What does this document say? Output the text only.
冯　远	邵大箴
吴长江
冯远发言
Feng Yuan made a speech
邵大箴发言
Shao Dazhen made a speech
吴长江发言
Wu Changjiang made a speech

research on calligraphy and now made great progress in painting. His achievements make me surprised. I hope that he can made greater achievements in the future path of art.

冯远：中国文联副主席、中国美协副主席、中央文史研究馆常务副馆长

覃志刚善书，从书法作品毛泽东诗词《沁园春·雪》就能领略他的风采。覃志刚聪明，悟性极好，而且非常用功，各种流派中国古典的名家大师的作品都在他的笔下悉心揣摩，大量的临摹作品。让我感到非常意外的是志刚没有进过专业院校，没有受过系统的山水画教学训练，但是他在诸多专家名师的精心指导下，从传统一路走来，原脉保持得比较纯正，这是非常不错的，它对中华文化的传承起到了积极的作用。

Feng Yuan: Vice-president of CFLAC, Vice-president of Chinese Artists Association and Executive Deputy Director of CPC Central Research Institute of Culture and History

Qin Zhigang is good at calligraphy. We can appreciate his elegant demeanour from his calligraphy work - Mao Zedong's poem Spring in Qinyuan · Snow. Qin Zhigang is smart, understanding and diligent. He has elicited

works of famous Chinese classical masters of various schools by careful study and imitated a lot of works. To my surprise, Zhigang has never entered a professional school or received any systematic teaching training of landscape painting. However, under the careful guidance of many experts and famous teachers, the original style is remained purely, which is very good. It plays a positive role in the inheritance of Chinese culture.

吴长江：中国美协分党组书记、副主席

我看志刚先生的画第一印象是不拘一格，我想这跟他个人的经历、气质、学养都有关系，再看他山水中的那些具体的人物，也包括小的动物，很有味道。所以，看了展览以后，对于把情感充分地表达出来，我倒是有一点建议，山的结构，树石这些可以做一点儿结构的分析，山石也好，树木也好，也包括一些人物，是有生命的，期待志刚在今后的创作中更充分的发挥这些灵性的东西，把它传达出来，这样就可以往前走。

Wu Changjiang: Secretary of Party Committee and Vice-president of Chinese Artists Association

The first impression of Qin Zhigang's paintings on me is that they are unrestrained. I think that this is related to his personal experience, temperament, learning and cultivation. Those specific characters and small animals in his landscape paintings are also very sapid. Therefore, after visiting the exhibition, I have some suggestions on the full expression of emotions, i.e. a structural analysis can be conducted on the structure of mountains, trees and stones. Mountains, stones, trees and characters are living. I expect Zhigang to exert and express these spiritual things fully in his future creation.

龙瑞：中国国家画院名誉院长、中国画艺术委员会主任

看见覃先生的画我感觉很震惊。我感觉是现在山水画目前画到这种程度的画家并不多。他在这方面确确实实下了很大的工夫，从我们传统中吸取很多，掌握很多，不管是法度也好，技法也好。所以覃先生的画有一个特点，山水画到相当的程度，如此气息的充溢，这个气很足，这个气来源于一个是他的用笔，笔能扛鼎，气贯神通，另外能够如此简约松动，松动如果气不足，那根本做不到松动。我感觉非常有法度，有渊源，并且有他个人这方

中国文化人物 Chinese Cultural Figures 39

##########

# Goal:
Write out every line of the data that holds the word "president".

# Complete response:
Feng Yuan: Vice-president of CFLAC, Vice-president of Chinese Artists Association and Executive Deputy Director of CPC Central Research Institute of Culture and History
Wu Changjiang: Secretary of Party Committee and Vice-president of Chinese Artists Association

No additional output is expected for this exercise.